[Short task] From the entries below, copy out every line with "school" in it.

══ Records provided ══

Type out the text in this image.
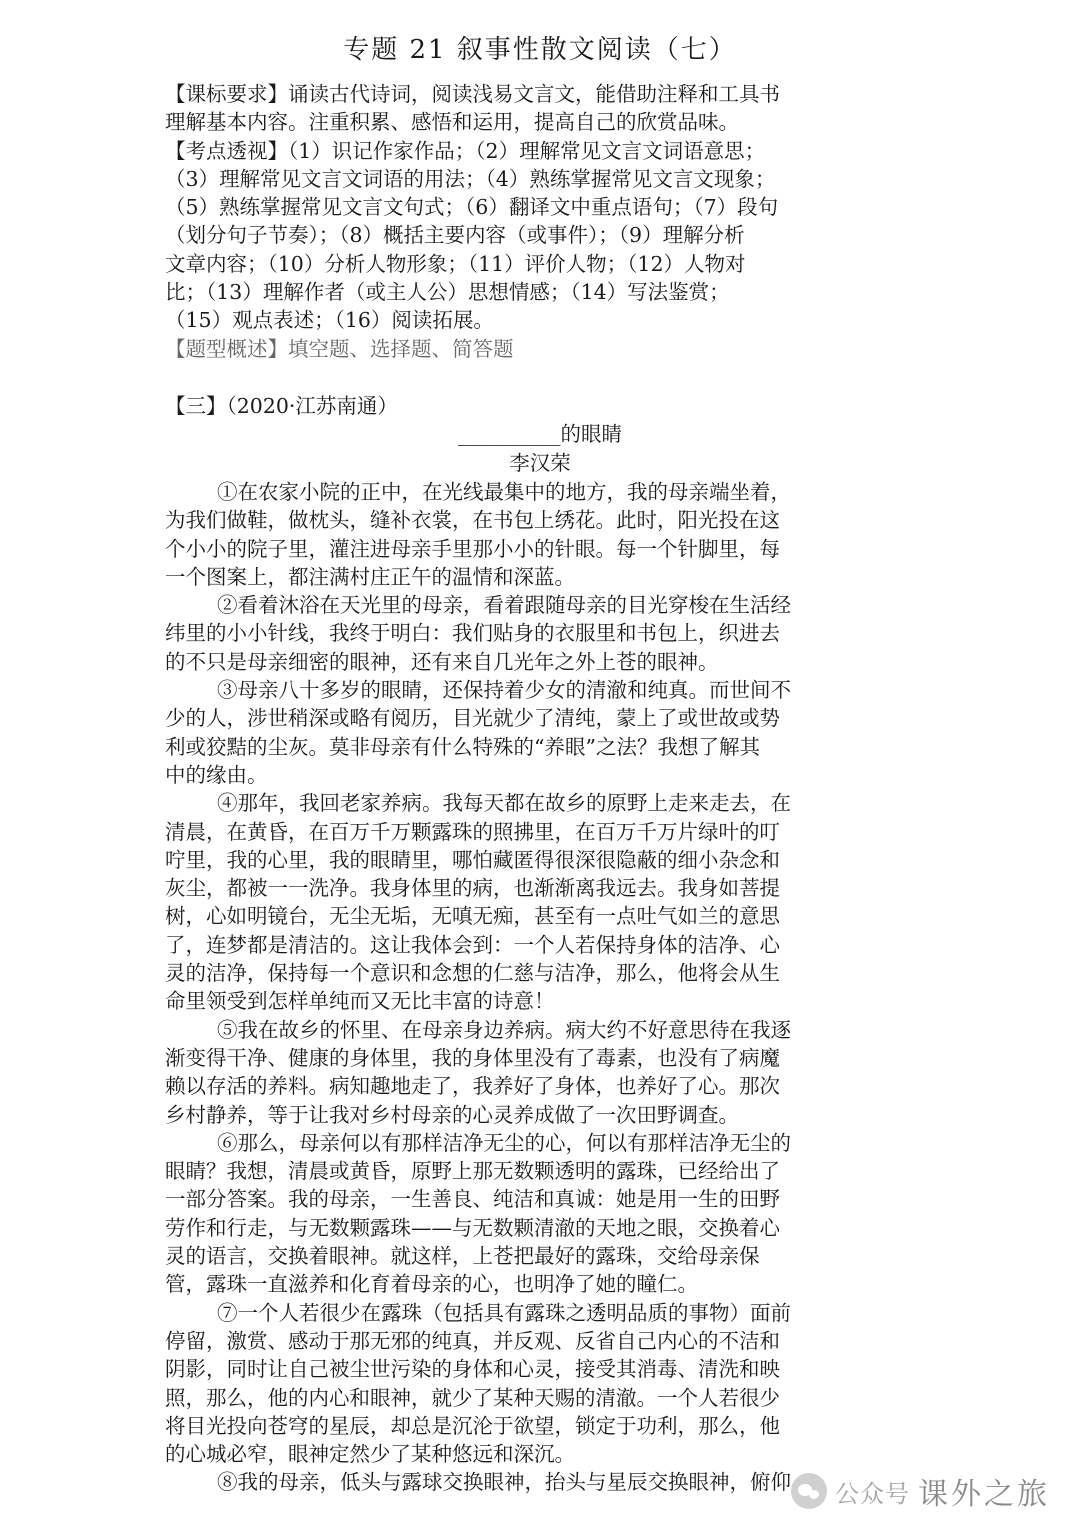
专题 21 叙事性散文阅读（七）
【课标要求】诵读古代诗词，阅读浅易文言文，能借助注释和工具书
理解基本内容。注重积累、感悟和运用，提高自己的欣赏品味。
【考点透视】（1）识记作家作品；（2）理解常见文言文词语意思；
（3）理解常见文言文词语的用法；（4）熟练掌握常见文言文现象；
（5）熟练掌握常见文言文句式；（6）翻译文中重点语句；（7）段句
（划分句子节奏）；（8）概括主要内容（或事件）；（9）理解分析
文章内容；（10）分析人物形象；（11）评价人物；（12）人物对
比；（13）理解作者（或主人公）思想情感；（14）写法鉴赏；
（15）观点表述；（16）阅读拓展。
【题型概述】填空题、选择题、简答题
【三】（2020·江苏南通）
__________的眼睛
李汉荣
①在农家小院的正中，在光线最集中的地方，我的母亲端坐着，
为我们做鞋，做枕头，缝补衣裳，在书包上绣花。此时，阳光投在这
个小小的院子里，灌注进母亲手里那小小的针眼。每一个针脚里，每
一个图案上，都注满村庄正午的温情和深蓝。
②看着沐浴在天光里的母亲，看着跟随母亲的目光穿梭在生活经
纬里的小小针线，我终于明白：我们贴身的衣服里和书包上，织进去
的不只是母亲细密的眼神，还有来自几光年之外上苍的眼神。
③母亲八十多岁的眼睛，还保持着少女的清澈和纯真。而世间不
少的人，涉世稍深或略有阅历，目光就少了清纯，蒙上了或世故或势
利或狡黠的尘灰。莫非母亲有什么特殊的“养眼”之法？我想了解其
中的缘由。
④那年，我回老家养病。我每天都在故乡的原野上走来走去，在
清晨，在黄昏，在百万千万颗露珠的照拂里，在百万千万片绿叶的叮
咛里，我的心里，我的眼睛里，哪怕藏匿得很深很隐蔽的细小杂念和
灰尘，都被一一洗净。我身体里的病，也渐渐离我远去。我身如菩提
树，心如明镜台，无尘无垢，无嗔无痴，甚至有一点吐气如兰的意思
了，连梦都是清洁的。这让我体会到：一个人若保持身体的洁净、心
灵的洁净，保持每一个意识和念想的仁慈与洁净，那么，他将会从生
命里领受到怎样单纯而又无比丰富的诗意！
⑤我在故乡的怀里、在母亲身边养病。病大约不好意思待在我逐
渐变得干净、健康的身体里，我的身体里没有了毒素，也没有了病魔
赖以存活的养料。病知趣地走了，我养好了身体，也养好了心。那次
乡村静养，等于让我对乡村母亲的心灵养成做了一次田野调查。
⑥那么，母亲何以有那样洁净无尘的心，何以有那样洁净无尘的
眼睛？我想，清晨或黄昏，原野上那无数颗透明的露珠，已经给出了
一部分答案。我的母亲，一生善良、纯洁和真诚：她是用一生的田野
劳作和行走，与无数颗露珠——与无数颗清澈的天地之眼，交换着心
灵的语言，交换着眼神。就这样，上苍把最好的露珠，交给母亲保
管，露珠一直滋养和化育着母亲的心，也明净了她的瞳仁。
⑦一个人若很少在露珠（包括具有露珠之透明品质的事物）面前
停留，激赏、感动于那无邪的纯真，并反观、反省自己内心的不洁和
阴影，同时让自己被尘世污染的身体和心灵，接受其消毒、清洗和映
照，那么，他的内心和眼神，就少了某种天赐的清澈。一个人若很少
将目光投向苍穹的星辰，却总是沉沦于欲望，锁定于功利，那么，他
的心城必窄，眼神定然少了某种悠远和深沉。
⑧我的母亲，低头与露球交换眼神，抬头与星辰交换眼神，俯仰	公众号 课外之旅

═══
══ Records provided ══

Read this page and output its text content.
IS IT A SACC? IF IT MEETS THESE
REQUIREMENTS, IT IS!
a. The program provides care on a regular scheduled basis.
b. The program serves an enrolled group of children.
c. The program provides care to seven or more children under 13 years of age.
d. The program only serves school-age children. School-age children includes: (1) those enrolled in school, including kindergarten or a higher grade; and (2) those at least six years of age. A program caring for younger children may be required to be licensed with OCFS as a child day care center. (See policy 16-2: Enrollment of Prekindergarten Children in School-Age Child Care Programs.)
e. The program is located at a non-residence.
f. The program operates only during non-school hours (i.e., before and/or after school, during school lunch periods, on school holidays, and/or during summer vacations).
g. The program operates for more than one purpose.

═══

[Exercise solution]
d. The program only serves school-age children. School-age children includes: (1) those enrolled in school, including kindergarten or a higher grade; and (2) those at least six years of age. A program caring for younger children may be required to be licensed with OCFS as a child day care center. (See policy 16-2: Enrollment of Prekindergarten Children in School-Age Child Care Programs.)
f. The program operates only during non-school hours (i.e., before and/or after school, during school lunch periods, on school holidays, and/or during summer vacations).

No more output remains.